== PROBLEM TO SOLVE ==
Retype all the entries word for word, but omit the pictures.

[Extracted data entries]
#####
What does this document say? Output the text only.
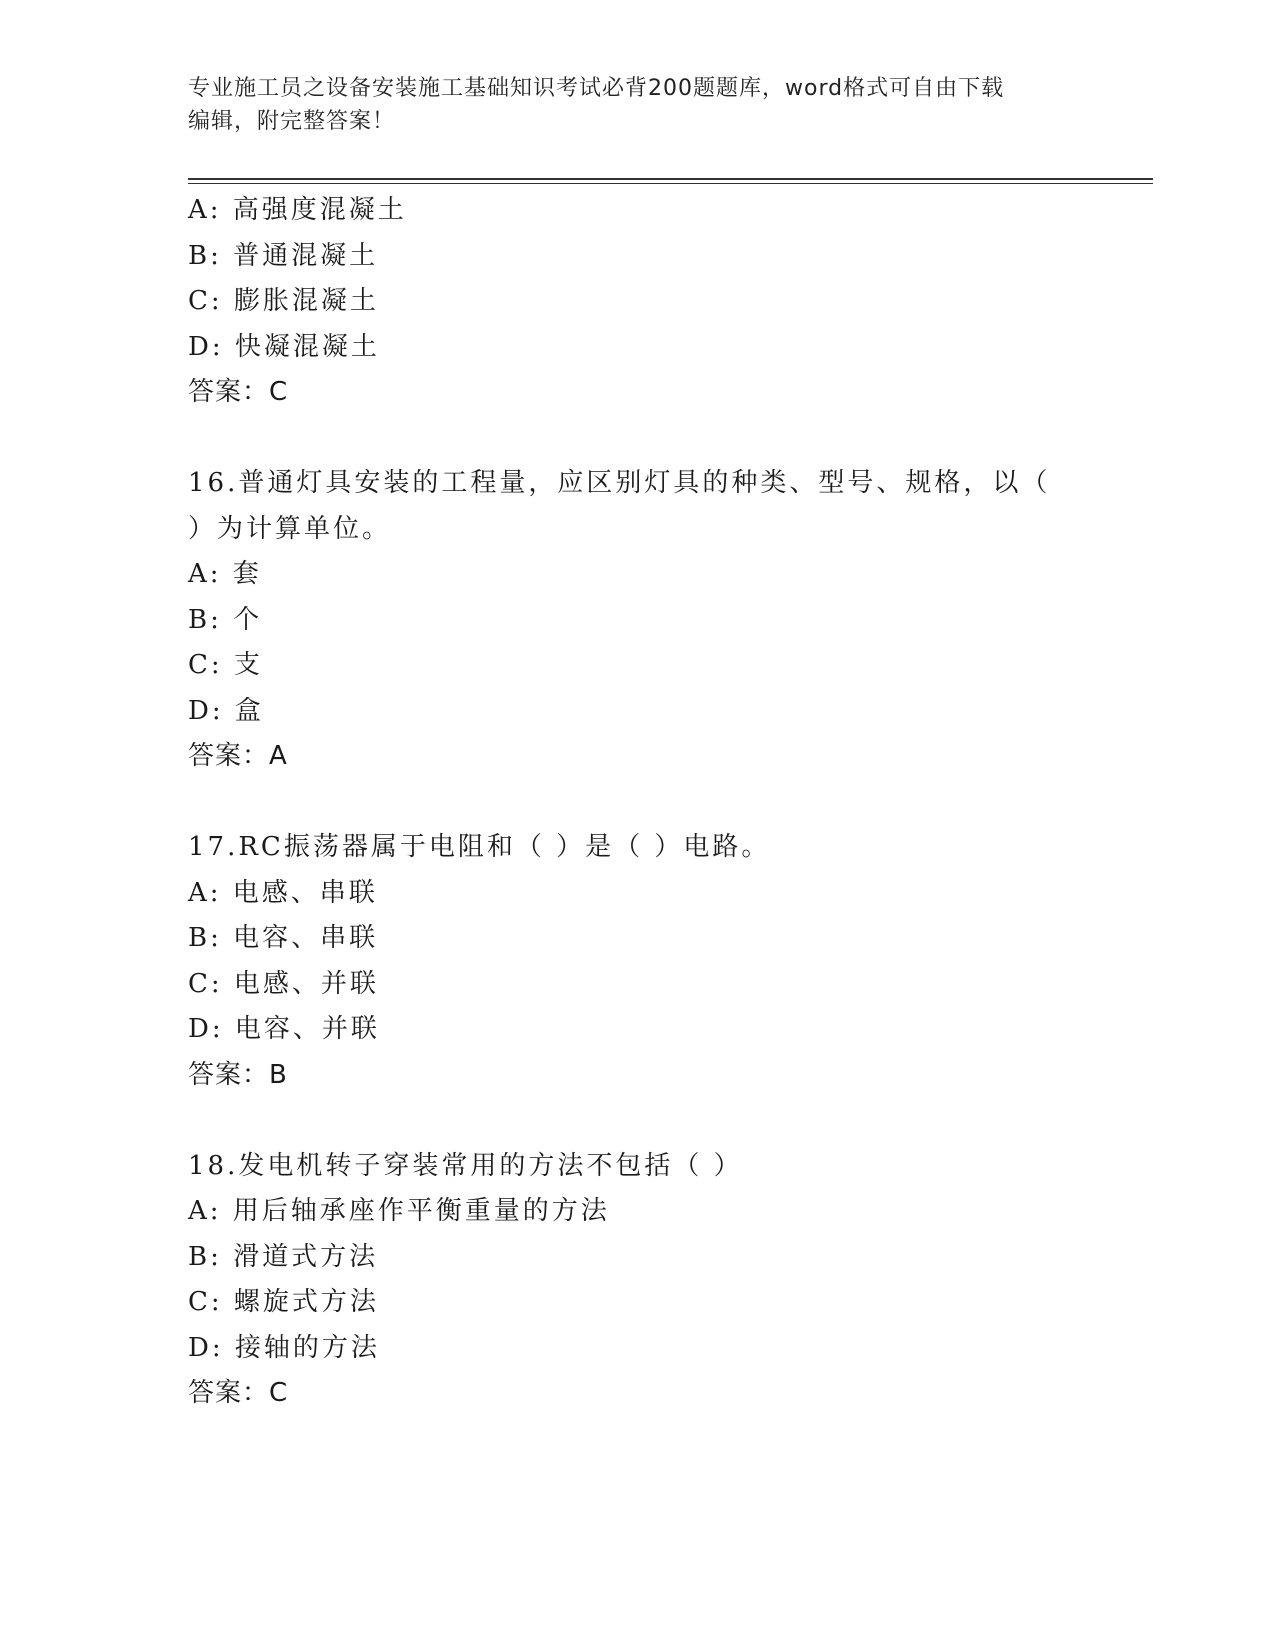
专业施工员之设备安装施工基础知识考试必背200题题库，word格式可自由下载
编辑，附完整答案！
A: 高强度混凝土
B: 普通混凝土
C: 膨胀混凝土
D: 快凝混凝土
答案：C
16.普通灯具安装的工程量，应区别灯具的种类、型号、规格，以（
）为计算单位。
A: 套
B: 个
C: 支
D: 盒
答案：A
17.RC振荡器属于电阻和（ ）是（ ）电路。
A: 电感、串联
B: 电容、串联
C: 电感、并联
D: 电容、并联
答案：B
18.发电机转子穿装常用的方法不包括（ ）
A: 用后轴承座作平衡重量的方法
B: 滑道式方法
C: 螺旋式方法
D: 接轴的方法
答案：C
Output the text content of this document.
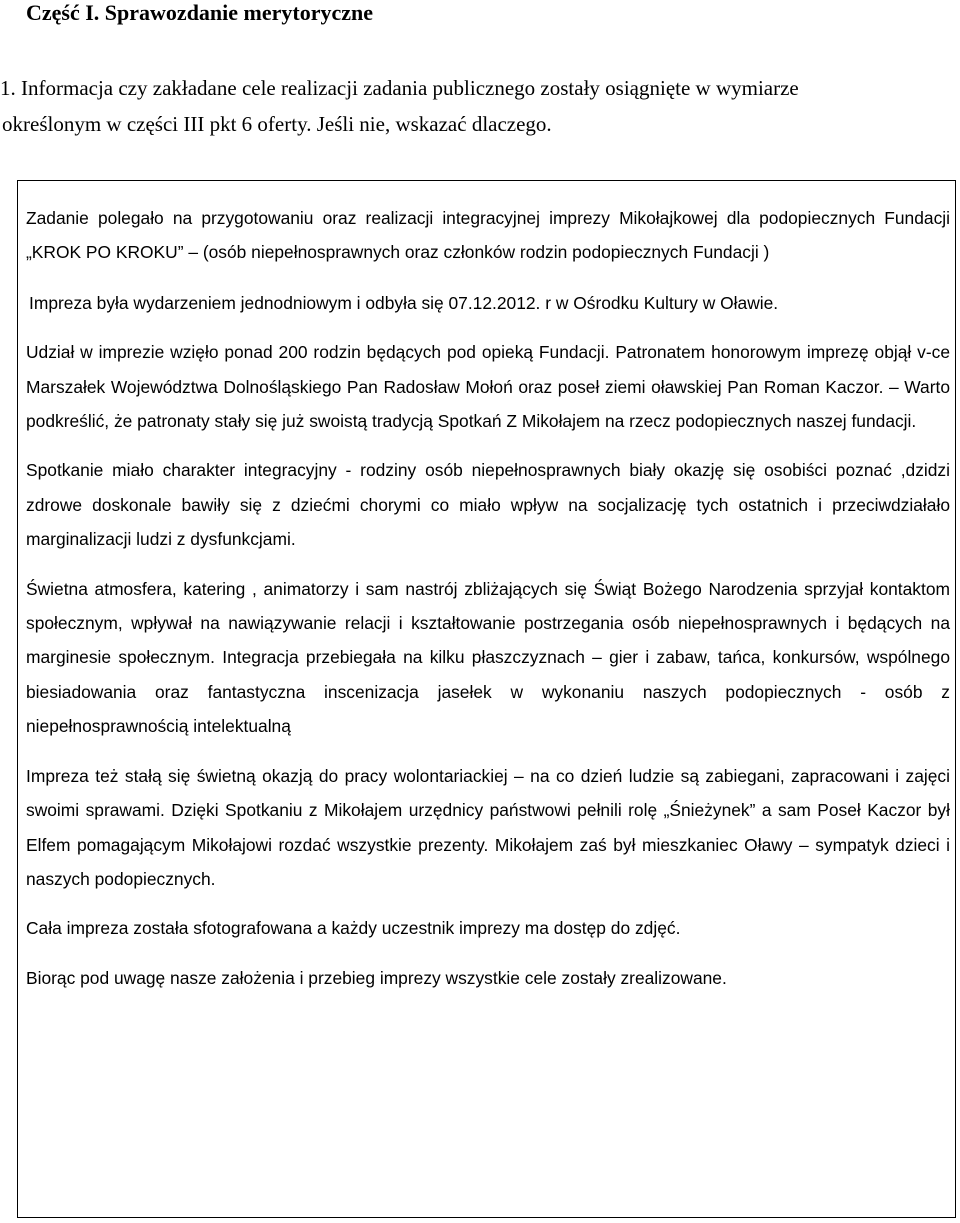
Część I. Sprawozdanie merytoryczne
1. Informacja czy zakładane cele realizacji zadania publicznego zostały osiągnięte w wymiarze
określonym w części III pkt 6 oferty. Jeśli nie, wskazać dlaczego.

Zadanie polegało na przygotowaniu oraz realizacji integracyjnej imprezy Mikołajkowej dla podopiecznych Fundacji „KROK PO KROKU” – (osób niepełnosprawnych oraz członków rodzin podopiecznych Fundacji )

Impreza była wydarzeniem jednodniowym i odbyła się 07.12.2012. r w Ośrodku Kultury w Oławie.

Udział w imprezie wzięło ponad 200 rodzin będących pod opieką Fundacji. Patronatem honorowym imprezę objął v-ce Marszałek Województwa Dolnośląskiego Pan Radosław Mołoń oraz poseł ziemi oławskiej Pan Roman Kaczor. – Warto podkreślić, że patronaty stały się już swoistą tradycją Spotkań Z Mikołajem na rzecz podopiecznych naszej fundacji.

Spotkanie miało charakter integracyjny - rodziny osób niepełnosprawnych biały okazję się osobiści poznać ,dzidzi zdrowe doskonale bawiły się z dziećmi chorymi co miało wpływ na socjalizację tych ostatnich i przeciwdziałało marginalizacji ludzi z dysfunkcjami.

Świetna atmosfera, katering , animatorzy i sam nastrój zbliżających się Świąt Bożego Narodzenia sprzyjał kontaktom społecznym, wpływał na nawiązywanie relacji i kształtowanie postrzegania osób niepełnosprawnych i będących na marginesie społecznym. Integracja przebiegała na kilku płaszczyznach – gier i zabaw, tańca, konkursów, wspólnego biesiadowania oraz fantastyczna inscenizacja jasełek w wykonaniu naszych podopiecznych - osób z niepełnosprawnością intelektualną

Impreza też stałą się świetną okazją do pracy wolontariackiej – na co dzień ludzie są zabiegani, zapracowani i zajęci swoimi sprawami. Dzięki Spotkaniu z Mikołajem urzędnicy państwowi pełnili rolę „Śnieżynek” a sam Poseł Kaczor był Elfem pomagającym Mikołajowi rozdać wszystkie prezenty. Mikołajem zaś był mieszkaniec Oławy – sympatyk dzieci i naszych podopiecznych.

Cała impreza została sfotografowana a każdy uczestnik imprezy ma dostęp do zdjęć.

Biorąc pod uwagę nasze założenia i przebieg imprezy wszystkie cele zostały zrealizowane.
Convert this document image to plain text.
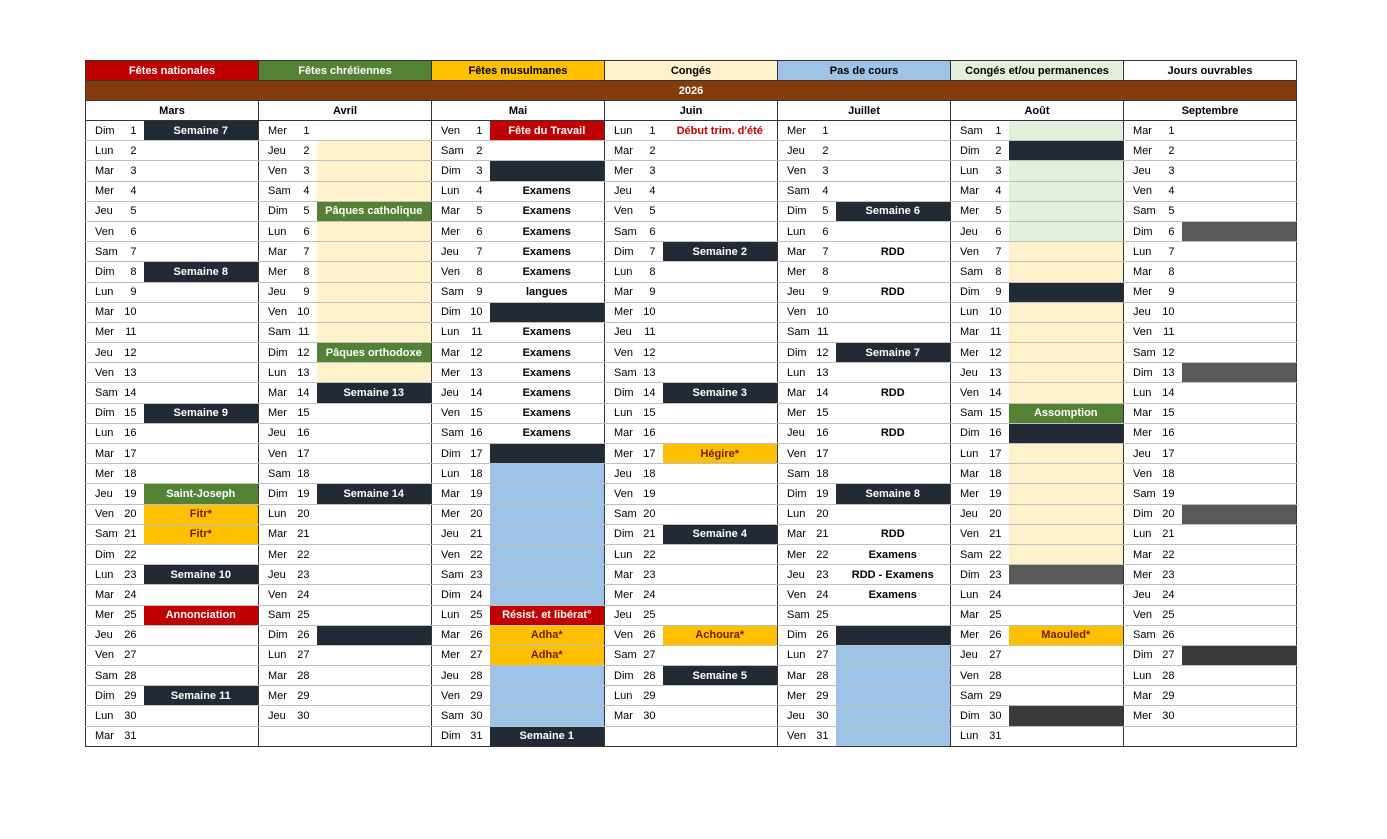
Fêtes nationales		Fêtes chrétiennes		Fêtes musulmanes		Congés		Pas de cours		Congés et/ou permanences		Jours ouvrables	
2026													
Mars		Avril		Mai		Juin		Juillet		Août		Septembre	

Dim 1	Semaine 7	Mer 1		Ven 1	Fête du Travail	Lun 1	Début trim. d'été	Mer 1		Sam 1		Mar 1	

Lun 2		Jeu 2		Sam 2		Mar 2		Jeu 2		Dim 2		Mer 2	

Mar 3		Ven 3		Dim 3		Mer 3		Ven 3		Lun 3		Jeu 3	

Mer 4		Sam 4		Lun 4	Examens	Jeu 4		Sam 4		Mar 4		Ven 4	

Jeu 5		Dim 5	Pâques catholique	Mar 5	Examens	Ven 5		Dim 5	Semaine 6	Mer 5		Sam 5	

Ven 6		Lun 6		Mer 6	Examens	Sam 6		Lun 6		Jeu 6		Dim 6	

Sam 7		Mar 7		Jeu 7	Examens	Dim 7	Semaine 2	Mar 7	RDD	Ven 7		Lun 7	

Dim 8	Semaine 8	Mer 8		Ven 8	Examens	Lun 8		Mer 8		Sam 8		Mar 8	

Lun 9		Jeu 9		Sam 9	langues	Mar 9		Jeu 9	RDD	Dim 9		Mer 9	

Mar 10		Ven 10		Dim 10		Mer 10		Ven 10		Lun 10		Jeu 10	

Mer 11		Sam 11		Lun 11	Examens	Jeu 11		Sam 11		Mar 11		Ven 11	

Jeu 12		Dim 12	Pâques orthodoxe	Mar 12	Examens	Ven 12		Dim 12	Semaine 7	Mer 12		Sam 12	

Ven 13		Lun 13		Mer 13	Examens	Sam 13		Lun 13		Jeu 13		Dim 13	

Sam 14		Mar 14	Semaine 13	Jeu 14	Examens	Dim 14	Semaine 3	Mar 14	RDD	Ven 14		Lun 14	

Dim 15	Semaine 9	Mer 15		Ven 15	Examens	Lun 15		Mer 15		Sam 15	Assomption	Mar 15	

Lun 16		Jeu 16		Sam 16	Examens	Mar 16		Jeu 16	RDD	Dim 16		Mer 16	

Mar 17		Ven 17		Dim 17		Mer 17	Hégire*	Ven 17		Lun 17		Jeu 17	

Mer 18		Sam 18		Lun 18		Jeu 18		Sam 18		Mar 18		Ven 18	

Jeu 19	Saint-Joseph	Dim 19	Semaine 14	Mar 19		Ven 19		Dim 19	Semaine 8	Mer 19		Sam 19	

Ven 20	Fitr*	Lun 20		Mer 20		Sam 20		Lun 20		Jeu 20		Dim 20	

Sam 21	Fitr*	Mar 21		Jeu 21		Dim 21	Semaine 4	Mar 21	RDD	Ven 21		Lun 21	

Dim 22		Mer 22		Ven 22		Lun 22		Mer 22	Examens	Sam 22		Mar 22	

Lun 23	Semaine 10	Jeu 23		Sam 23		Mar 23		Jeu 23	RDD - Examens	Dim 23		Mer 23	

Mar 24		Ven 24		Dim 24		Mer 24		Ven 24	Examens	Lun 24		Jeu 24	

Mer 25	Annonciation	Sam 25		Lun 25	Résist. et libérat°	Jeu 25		Sam 25		Mar 25		Ven 25	

Jeu 26		Dim 26		Mar 26	Adha*	Ven 26	Achoura*	Dim 26		Mer 26	Maouled*	Sam 26	

Ven 27		Lun 27		Mer 27	Adha*	Sam 27		Lun 27		Jeu 27		Dim 27	

Sam 28		Mar 28		Jeu 28		Dim 28	Semaine 5	Mar 28		Ven 28		Lun 28	

Dim 29	Semaine 11	Mer 29		Ven 29		Lun 29		Mer 29		Sam 29		Mar 29	

Lun 30		Jeu 30		Sam 30		Mar 30		Jeu 30		Dim 30		Mer 30	

Mar 31				Dim 31	Semaine 1			Ven 31		Lun 31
#####
== ANSWER TO THE EXERCISE ==
What does this document say? Output the text only.
专业施工员之设备安装施工基础知识考试必背200题题库，word格式可自由下载
编辑，附完整答案！
A: 高强度混凝土
B: 普通混凝土
C: 膨胀混凝土
D: 快凝混凝土
答案：C
16.普通灯具安装的工程量，应区别灯具的种类、型号、规格，以（
）为计算单位。
A: 套
B: 个
C: 支
D: 盒
答案：A
17.RC振荡器属于电阻和（ ）是（ ）电路。
A: 电感、串联
B: 电容、串联
C: 电感、并联
D: 电容、并联
答案：B
18.发电机转子穿装常用的方法不包括（ ）
A: 用后轴承座作平衡重量的方法
B: 滑道式方法
C: 螺旋式方法
D: 接轴的方法
答案：C
Output the text content of this document.
Część I. Sprawozdanie merytoryczne
1. Informacja czy zakładane cele realizacji zadania publicznego zostały osiągnięte w wymiarze
określonym w części III pkt 6 oferty. Jeśli nie, wskazać dlaczego.

Zadanie polegało na przygotowaniu oraz realizacji integracyjnej imprezy Mikołajkowej dla podopiecznych Fundacji „KROK PO KROKU” – (osób niepełnosprawnych oraz członków rodzin podopiecznych Fundacji )

Impreza była wydarzeniem jednodniowym i odbyła się 07.12.2012. r w Ośrodku Kultury w Oławie.

Udział w imprezie wzięło ponad 200 rodzin będących pod opieką Fundacji. Patronatem honorowym imprezę objął v-ce Marszałek Województwa Dolnośląskiego Pan Radosław Mołoń oraz poseł ziemi oławskiej Pan Roman Kaczor. – Warto podkreślić, że patronaty stały się już swoistą tradycją Spotkań Z Mikołajem na rzecz podopiecznych naszej fundacji.

Spotkanie miało charakter integracyjny - rodziny osób niepełnosprawnych biały okazję się osobiści poznać ,dzidzi zdrowe doskonale bawiły się z dziećmi chorymi co miało wpływ na socjalizację tych ostatnich i przeciwdziałało marginalizacji ludzi z dysfunkcjami.

Świetna atmosfera, katering , animatorzy i sam nastrój zbliżających się Świąt Bożego Narodzenia sprzyjał kontaktom społecznym, wpływał na nawiązywanie relacji i kształtowanie postrzegania osób niepełnosprawnych i będących na marginesie społecznym. Integracja przebiegała na kilku płaszczyznach – gier i zabaw, tańca, konkursów, wspólnego biesiadowania oraz fantastyczna inscenizacja jasełek w wykonaniu naszych podopiecznych - osób z niepełnosprawnością intelektualną

Impreza też stałą się świetną okazją do pracy wolontariackiej – na co dzień ludzie są zabiegani, zapracowani i zajęci swoimi sprawami. Dzięki Spotkaniu z Mikołajem urzędnicy państwowi pełnili rolę „Śnieżynek” a sam Poseł Kaczor był Elfem pomagającym Mikołajowi rozdać wszystkie prezenty. Mikołajem zaś był mieszkaniec Oławy – sympatyk dzieci i naszych podopiecznych.

Cała impreza została sfotografowana a każdy uczestnik imprezy ma dostęp do zdjęć.

Biorąc pod uwagę nasze założenia i przebieg imprezy wszystkie cele zostały zrealizowane.
Convert this document image to plain text.
Fêtes nationales		Fêtes chrétiennes		Fêtes musulmanes		Congés		Pas de cours		Congés et/ou permanences		Jours ouvrables	
2026													
Mars		Avril		Mai		Juin		Juillet		Août		Septembre	

Dim 1	Semaine 7	Mer 1		Ven 1	Fête du Travail	Lun 1	Début trim. d'été	Mer 1		Sam 1		Mar 1	

Lun 2		Jeu 2		Sam 2		Mar 2		Jeu 2		Dim 2		Mer 2	

Mar 3		Ven 3		Dim 3		Mer 3		Ven 3		Lun 3		Jeu 3	

Mer 4		Sam 4		Lun 4	Examens	Jeu 4		Sam 4		Mar 4		Ven 4	

Jeu 5		Dim 5	Pâques catholique	Mar 5	Examens	Ven 5		Dim 5	Semaine 6	Mer 5		Sam 5	

Ven 6		Lun 6		Mer 6	Examens	Sam 6		Lun 6		Jeu 6		Dim 6	

Sam 7		Mar 7		Jeu 7	Examens	Dim 7	Semaine 2	Mar 7	RDD	Ven 7		Lun 7	

Dim 8	Semaine 8	Mer 8		Ven 8	Examens	Lun 8		Mer 8		Sam 8		Mar 8	

Lun 9		Jeu 9		Sam 9	langues	Mar 9		Jeu 9	RDD	Dim 9		Mer 9	

Mar 10		Ven 10		Dim 10		Mer 10		Ven 10		Lun 10		Jeu 10	

Mer 11		Sam 11		Lun 11	Examens	Jeu 11		Sam 11		Mar 11		Ven 11	

Jeu 12		Dim 12	Pâques orthodoxe	Mar 12	Examens	Ven 12		Dim 12	Semaine 7	Mer 12		Sam 12	

Ven 13		Lun 13		Mer 13	Examens	Sam 13		Lun 13		Jeu 13		Dim 13	

Sam 14		Mar 14	Semaine 13	Jeu 14	Examens	Dim 14	Semaine 3	Mar 14	RDD	Ven 14		Lun 14	

Dim 15	Semaine 9	Mer 15		Ven 15	Examens	Lun 15		Mer 15		Sam 15	Assomption	Mar 15	

Lun 16		Jeu 16		Sam 16	Examens	Mar 16		Jeu 16	RDD	Dim 16		Mer 16	

Mar 17		Ven 17		Dim 17		Mer 17	Hégire*	Ven 17		Lun 17		Jeu 17	

Mer 18		Sam 18		Lun 18		Jeu 18		Sam 18		Mar 18		Ven 18	

Jeu 19	Saint-Joseph	Dim 19	Semaine 14	Mar 19		Ven 19		Dim 19	Semaine 8	Mer 19		Sam 19	

Ven 20	Fitr*	Lun 20		Mer 20		Sam 20		Lun 20		Jeu 20		Dim 20	

Sam 21	Fitr*	Mar 21		Jeu 21		Dim 21	Semaine 4	Mar 21	RDD	Ven 21		Lun 21	

Dim 22		Mer 22		Ven 22		Lun 22		Mer 22	Examens	Sam 22		Mar 22	

Lun 23	Semaine 10	Jeu 23		Sam 23		Mar 23		Jeu 23	RDD - Examens	Dim 23		Mer 23	

Mar 24		Ven 24		Dim 24		Mer 24		Ven 24	Examens	Lun 24		Jeu 24	

Mer 25	Annonciation	Sam 25		Lun 25	Résist. et libérat°	Jeu 25		Sam 25		Mar 25		Ven 25	

Jeu 26		Dim 26		Mar 26	Adha*	Ven 26	Achoura*	Dim 26		Mer 26	Maouled*	Sam 26	

Ven 27		Lun 27		Mer 27	Adha*	Sam 27		Lun 27		Jeu 27		Dim 27	

Sam 28		Mar 28		Jeu 28		Dim 28	Semaine 5	Mar 28		Ven 28		Lun 28	

Dim 29	Semaine 11	Mer 29		Ven 29		Lun 29		Mer 29		Sam 29		Mar 29	

Lun 30		Jeu 30		Sam 30		Mar 30		Jeu 30		Dim 30		Mer 30	

Mar 31				Dim 31	Semaine 1			Ven 31		Lun 31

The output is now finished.